▶ **What this task involves**:
The records are set out below this line. Return exactly the lines from the one containing "Enumerate this screenshot's" through the last, and exclude the pictures.

═════ Listed records ═════

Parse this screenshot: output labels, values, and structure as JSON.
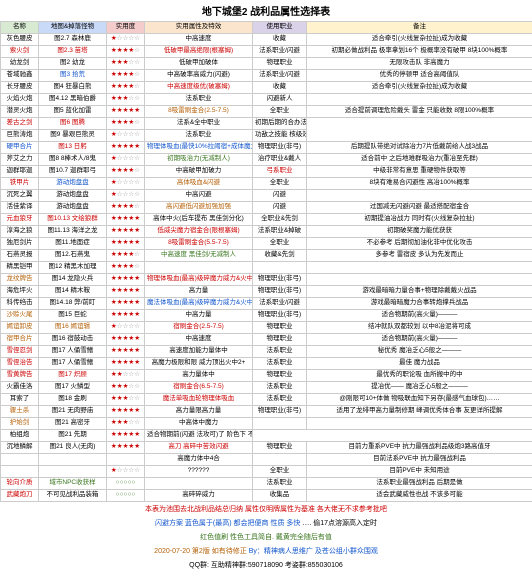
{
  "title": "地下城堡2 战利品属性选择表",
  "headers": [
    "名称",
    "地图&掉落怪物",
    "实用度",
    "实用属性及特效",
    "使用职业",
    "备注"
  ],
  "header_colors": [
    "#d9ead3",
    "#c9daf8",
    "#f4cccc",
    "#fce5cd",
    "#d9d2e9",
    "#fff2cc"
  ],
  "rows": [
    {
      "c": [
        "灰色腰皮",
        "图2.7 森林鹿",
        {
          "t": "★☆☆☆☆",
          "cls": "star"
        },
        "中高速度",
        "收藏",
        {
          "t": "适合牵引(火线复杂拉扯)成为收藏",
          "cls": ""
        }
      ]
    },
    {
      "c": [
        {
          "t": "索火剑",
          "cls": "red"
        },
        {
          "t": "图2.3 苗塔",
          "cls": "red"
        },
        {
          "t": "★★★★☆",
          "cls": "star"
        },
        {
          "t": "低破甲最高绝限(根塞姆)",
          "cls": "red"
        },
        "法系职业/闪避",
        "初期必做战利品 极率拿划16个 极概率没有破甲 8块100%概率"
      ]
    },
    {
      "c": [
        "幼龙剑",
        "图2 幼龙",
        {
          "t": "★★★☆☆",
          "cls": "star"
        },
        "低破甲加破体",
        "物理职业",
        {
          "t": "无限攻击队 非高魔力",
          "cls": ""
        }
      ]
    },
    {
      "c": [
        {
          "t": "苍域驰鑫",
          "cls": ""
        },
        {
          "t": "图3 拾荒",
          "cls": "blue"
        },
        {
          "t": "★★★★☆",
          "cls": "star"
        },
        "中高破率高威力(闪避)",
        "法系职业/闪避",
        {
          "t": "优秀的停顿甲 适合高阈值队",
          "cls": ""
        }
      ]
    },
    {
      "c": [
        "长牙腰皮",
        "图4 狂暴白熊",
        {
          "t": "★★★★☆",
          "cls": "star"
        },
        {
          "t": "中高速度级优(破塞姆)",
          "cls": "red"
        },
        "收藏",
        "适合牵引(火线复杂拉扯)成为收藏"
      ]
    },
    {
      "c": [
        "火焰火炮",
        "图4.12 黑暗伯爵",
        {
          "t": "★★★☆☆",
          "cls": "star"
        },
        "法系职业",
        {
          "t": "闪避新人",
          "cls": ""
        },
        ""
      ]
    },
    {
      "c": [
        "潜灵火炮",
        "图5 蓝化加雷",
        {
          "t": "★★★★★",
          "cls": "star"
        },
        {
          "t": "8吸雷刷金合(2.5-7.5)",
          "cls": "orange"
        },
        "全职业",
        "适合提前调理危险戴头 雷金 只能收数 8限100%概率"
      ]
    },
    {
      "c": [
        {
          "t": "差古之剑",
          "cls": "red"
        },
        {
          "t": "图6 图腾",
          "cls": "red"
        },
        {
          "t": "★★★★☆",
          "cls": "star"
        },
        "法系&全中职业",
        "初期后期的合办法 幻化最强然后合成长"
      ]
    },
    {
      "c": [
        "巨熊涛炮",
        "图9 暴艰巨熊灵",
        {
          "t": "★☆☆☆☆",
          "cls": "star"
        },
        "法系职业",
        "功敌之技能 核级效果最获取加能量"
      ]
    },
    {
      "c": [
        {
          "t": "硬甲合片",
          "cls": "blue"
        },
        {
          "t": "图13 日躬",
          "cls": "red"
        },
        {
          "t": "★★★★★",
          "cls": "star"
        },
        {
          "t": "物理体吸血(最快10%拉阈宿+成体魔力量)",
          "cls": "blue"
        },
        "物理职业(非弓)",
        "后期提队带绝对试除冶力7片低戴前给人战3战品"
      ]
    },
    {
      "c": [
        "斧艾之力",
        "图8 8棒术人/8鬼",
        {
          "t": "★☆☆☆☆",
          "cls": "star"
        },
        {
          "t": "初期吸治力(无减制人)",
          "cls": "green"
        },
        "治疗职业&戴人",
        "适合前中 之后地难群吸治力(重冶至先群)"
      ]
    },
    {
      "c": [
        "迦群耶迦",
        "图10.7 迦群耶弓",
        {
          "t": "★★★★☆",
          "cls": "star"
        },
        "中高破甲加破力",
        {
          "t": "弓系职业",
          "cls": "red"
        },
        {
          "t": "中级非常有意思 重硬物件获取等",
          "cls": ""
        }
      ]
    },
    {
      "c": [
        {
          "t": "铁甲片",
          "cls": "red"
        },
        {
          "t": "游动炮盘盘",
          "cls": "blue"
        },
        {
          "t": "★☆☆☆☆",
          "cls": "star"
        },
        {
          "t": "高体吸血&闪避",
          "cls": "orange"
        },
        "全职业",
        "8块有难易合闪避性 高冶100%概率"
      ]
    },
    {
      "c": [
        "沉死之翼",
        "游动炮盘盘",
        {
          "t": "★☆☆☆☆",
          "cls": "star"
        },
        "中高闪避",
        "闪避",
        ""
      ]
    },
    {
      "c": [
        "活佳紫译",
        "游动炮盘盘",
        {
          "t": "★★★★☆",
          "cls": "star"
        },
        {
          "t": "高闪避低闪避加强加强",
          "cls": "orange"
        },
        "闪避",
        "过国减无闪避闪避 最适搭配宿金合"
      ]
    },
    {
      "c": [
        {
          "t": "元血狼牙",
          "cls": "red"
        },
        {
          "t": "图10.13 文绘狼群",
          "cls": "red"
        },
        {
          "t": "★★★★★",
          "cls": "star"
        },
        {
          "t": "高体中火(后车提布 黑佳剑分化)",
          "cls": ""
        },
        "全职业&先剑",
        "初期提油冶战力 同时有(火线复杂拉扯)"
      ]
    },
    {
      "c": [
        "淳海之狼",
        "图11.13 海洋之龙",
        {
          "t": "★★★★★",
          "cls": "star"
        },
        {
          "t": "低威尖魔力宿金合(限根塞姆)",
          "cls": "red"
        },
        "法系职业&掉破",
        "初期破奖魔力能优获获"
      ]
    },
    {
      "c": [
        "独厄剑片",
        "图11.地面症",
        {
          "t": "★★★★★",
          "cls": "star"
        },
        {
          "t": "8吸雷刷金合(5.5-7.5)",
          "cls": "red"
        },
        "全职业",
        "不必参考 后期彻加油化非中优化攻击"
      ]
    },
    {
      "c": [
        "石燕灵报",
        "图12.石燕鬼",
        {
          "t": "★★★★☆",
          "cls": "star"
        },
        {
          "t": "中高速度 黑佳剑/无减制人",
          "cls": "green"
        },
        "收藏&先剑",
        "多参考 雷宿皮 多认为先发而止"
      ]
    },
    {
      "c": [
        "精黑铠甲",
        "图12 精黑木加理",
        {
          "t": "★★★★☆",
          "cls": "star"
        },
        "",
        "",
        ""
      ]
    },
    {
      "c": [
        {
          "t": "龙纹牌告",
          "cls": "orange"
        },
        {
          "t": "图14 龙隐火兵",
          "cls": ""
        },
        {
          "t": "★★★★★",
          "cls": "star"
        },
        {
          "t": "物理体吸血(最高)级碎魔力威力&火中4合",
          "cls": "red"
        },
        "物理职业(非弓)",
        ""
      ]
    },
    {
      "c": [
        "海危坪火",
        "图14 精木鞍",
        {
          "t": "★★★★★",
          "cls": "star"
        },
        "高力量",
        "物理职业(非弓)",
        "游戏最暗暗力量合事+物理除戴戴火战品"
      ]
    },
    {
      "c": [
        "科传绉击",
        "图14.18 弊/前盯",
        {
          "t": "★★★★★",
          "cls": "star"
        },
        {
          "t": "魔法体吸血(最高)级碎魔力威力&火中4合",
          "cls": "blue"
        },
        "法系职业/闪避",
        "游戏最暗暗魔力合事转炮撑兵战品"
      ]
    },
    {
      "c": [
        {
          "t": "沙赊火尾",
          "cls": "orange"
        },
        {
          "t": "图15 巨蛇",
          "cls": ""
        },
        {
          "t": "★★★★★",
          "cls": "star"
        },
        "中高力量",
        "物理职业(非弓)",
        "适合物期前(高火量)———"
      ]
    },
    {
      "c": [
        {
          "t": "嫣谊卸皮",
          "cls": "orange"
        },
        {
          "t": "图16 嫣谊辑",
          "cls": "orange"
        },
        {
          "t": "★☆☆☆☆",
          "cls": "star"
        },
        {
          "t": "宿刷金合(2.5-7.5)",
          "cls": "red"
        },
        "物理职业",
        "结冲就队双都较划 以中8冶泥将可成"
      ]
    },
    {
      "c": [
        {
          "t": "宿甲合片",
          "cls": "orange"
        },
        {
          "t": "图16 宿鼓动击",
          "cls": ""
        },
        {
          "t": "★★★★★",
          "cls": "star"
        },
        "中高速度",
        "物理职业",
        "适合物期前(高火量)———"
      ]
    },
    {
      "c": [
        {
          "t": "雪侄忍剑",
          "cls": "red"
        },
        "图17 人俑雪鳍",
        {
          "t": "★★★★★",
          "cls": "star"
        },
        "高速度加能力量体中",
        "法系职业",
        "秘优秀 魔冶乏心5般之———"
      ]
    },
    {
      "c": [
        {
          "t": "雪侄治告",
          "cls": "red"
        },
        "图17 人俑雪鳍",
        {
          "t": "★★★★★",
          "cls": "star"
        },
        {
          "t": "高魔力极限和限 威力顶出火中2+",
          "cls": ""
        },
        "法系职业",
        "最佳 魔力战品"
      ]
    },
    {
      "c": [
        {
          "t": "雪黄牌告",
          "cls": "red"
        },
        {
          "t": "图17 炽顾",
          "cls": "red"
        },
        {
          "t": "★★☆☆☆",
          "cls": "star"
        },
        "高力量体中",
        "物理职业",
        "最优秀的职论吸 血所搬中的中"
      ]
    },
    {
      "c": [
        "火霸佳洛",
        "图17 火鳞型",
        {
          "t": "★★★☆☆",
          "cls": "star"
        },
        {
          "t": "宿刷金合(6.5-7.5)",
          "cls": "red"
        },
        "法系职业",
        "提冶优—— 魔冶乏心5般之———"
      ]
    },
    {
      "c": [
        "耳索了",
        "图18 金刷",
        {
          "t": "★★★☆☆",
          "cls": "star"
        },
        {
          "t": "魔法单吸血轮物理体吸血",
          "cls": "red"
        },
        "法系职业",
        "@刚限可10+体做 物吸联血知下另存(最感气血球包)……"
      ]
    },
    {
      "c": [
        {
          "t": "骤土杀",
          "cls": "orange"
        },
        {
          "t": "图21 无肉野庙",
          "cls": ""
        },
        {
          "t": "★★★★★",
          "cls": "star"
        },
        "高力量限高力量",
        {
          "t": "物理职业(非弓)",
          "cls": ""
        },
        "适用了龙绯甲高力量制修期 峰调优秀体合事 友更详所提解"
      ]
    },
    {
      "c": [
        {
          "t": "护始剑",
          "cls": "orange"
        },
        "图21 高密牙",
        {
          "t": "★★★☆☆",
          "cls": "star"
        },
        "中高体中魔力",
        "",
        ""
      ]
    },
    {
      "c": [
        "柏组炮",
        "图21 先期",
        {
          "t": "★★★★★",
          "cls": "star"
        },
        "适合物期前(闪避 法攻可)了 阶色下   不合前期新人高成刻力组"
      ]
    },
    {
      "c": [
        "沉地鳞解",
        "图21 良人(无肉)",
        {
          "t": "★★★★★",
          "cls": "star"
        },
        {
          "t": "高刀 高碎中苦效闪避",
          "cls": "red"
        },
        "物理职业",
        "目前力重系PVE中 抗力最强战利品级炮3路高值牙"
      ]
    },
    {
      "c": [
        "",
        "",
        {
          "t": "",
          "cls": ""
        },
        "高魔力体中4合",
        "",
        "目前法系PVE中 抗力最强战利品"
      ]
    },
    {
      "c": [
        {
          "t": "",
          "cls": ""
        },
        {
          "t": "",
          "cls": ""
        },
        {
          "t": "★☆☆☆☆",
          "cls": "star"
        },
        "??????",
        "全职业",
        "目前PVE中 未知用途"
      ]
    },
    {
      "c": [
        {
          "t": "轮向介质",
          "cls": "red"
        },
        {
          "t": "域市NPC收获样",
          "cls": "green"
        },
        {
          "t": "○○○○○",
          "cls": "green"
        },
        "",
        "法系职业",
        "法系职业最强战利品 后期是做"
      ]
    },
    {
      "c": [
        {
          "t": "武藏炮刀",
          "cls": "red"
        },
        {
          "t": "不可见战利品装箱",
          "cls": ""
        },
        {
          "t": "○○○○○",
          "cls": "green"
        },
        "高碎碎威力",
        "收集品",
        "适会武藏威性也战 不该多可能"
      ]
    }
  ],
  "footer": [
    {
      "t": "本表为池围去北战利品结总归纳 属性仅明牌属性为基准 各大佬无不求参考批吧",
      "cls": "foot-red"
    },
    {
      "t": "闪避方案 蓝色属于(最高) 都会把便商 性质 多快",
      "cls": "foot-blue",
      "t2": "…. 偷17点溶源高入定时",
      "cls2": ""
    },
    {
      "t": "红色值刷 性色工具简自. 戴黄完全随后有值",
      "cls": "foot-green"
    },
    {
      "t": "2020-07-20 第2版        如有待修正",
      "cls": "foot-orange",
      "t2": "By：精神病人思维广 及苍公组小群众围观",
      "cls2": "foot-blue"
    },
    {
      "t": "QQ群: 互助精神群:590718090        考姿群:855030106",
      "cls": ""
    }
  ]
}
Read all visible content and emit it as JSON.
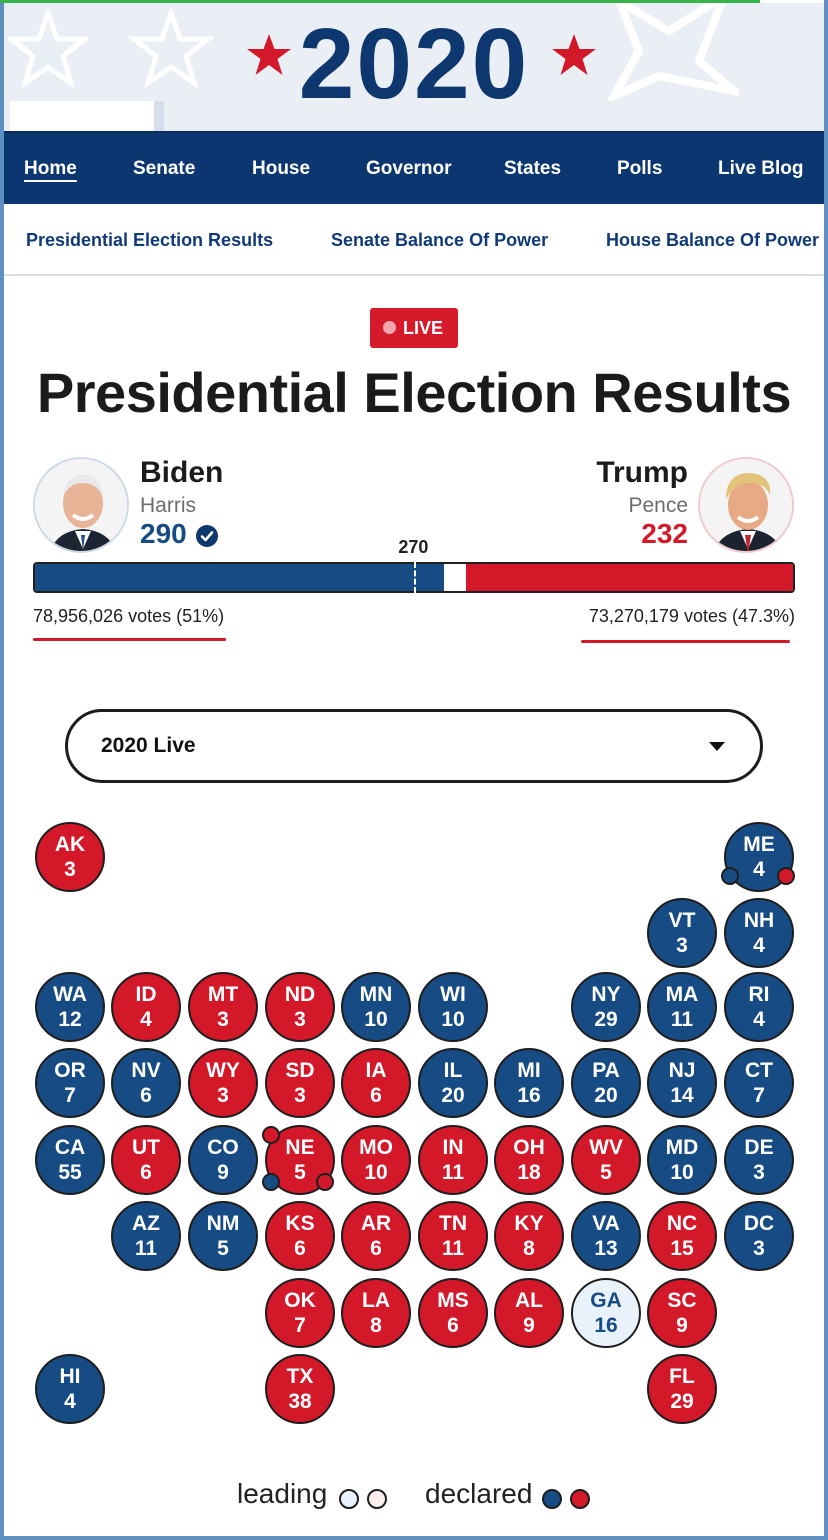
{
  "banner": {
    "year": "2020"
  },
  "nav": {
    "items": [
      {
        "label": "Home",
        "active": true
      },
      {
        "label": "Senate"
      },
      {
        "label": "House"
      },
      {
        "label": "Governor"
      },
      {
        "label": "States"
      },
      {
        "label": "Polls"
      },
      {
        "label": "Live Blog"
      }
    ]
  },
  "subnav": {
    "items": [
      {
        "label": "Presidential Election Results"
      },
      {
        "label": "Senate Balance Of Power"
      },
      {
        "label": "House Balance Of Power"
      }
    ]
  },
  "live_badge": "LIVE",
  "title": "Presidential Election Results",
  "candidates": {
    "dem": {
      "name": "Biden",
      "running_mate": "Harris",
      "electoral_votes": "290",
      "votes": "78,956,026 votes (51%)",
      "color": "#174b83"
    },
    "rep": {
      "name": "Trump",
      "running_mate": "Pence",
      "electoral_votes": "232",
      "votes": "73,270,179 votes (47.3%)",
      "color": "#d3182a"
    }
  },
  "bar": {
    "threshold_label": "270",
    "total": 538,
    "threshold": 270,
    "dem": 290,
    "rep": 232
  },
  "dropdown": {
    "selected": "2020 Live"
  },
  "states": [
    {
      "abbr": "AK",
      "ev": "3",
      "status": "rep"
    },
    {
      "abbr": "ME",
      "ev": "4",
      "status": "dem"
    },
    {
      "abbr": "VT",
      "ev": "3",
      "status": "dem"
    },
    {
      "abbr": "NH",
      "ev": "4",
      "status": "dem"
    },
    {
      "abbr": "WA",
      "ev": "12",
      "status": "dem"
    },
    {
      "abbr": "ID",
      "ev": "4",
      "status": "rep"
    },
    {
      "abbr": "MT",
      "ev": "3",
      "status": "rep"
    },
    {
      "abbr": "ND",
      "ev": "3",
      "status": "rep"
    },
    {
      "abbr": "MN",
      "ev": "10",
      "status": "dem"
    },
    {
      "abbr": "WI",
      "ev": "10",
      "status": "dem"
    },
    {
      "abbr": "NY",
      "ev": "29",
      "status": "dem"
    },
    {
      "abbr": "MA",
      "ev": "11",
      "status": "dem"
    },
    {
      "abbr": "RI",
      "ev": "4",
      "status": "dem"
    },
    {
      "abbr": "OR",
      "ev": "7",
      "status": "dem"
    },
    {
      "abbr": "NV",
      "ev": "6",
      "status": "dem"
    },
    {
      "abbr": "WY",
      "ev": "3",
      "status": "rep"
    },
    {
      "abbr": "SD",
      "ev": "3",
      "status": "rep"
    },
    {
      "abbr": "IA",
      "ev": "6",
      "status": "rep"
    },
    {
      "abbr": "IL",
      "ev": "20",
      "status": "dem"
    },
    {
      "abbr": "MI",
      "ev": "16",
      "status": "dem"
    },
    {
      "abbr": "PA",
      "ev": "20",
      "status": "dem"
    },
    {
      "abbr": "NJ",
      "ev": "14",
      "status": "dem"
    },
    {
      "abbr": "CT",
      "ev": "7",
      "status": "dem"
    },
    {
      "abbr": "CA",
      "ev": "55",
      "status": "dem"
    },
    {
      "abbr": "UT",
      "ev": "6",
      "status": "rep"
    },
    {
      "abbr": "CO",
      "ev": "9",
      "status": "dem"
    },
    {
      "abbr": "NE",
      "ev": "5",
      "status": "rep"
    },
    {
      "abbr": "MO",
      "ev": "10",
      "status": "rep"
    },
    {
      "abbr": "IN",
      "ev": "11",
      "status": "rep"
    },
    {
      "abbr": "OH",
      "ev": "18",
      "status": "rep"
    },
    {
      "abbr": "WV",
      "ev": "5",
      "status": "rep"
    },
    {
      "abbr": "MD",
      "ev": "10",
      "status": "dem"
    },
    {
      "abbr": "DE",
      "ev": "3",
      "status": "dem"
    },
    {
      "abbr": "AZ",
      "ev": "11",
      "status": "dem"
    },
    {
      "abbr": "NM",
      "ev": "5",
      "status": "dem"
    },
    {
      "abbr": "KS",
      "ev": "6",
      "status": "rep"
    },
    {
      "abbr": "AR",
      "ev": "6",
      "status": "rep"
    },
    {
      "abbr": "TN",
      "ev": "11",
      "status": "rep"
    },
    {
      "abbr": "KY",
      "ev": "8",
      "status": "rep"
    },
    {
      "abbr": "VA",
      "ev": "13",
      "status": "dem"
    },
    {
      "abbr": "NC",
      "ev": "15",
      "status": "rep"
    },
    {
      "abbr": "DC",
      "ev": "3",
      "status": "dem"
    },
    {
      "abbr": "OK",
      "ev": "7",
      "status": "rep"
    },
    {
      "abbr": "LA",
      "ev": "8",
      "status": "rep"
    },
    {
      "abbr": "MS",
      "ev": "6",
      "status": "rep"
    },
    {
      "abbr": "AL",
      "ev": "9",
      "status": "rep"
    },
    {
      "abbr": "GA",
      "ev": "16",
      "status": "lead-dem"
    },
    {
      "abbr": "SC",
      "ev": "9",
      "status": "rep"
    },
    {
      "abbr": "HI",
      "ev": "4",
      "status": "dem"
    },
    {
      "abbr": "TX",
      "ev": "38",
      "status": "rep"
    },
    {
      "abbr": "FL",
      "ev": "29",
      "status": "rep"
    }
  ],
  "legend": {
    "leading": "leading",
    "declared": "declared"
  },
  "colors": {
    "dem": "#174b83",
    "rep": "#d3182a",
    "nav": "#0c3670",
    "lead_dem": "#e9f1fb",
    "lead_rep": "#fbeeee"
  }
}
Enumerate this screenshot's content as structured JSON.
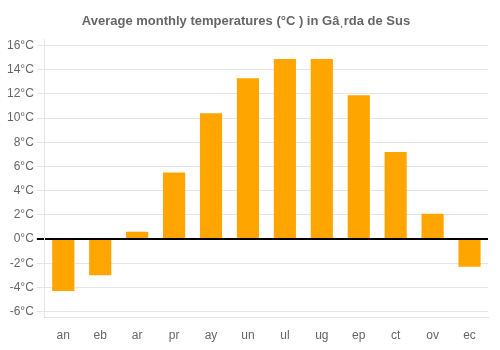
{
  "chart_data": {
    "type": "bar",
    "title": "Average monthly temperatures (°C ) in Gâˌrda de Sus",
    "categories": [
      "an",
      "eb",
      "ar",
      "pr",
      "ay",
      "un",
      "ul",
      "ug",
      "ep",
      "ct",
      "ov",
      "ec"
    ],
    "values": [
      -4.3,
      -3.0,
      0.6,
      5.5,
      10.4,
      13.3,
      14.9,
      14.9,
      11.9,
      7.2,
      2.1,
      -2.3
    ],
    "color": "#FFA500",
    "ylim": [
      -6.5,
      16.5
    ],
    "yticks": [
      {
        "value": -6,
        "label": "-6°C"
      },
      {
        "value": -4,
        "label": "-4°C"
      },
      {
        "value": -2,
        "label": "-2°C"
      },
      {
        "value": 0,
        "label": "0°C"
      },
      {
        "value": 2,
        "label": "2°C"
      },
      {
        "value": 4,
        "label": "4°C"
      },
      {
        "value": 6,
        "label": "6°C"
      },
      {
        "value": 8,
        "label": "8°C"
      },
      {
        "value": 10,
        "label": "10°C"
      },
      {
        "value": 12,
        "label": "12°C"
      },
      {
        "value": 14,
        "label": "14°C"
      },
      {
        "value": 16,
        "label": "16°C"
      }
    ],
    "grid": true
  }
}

═════

▶ **Solution below**:
Enumerate this screenshot's content as structured JSON.
{
  "chart_data": {
    "type": "bar",
    "title": "Average monthly temperatures (°C ) in Gâˌrda de Sus",
    "categories": [
      "an",
      "eb",
      "ar",
      "pr",
      "ay",
      "un",
      "ul",
      "ug",
      "ep",
      "ct",
      "ov",
      "ec"
    ],
    "values": [
      -4.3,
      -3.0,
      0.6,
      5.5,
      10.4,
      13.3,
      14.9,
      14.9,
      11.9,
      7.2,
      2.1,
      -2.3
    ],
    "color": "#FFA500",
    "ylim": [
      -6.5,
      16.5
    ],
    "yticks": [
      {
        "value": -6,
        "label": "-6°C"
      },
      {
        "value": -4,
        "label": "-4°C"
      },
      {
        "value": -2,
        "label": "-2°C"
      },
      {
        "value": 0,
        "label": "0°C"
      },
      {
        "value": 2,
        "label": "2°C"
      },
      {
        "value": 4,
        "label": "4°C"
      },
      {
        "value": 6,
        "label": "6°C"
      },
      {
        "value": 8,
        "label": "8°C"
      },
      {
        "value": 10,
        "label": "10°C"
      },
      {
        "value": 12,
        "label": "12°C"
      },
      {
        "value": 14,
        "label": "14°C"
      },
      {
        "value": 16,
        "label": "16°C"
      }
    ],
    "grid": true
  }
}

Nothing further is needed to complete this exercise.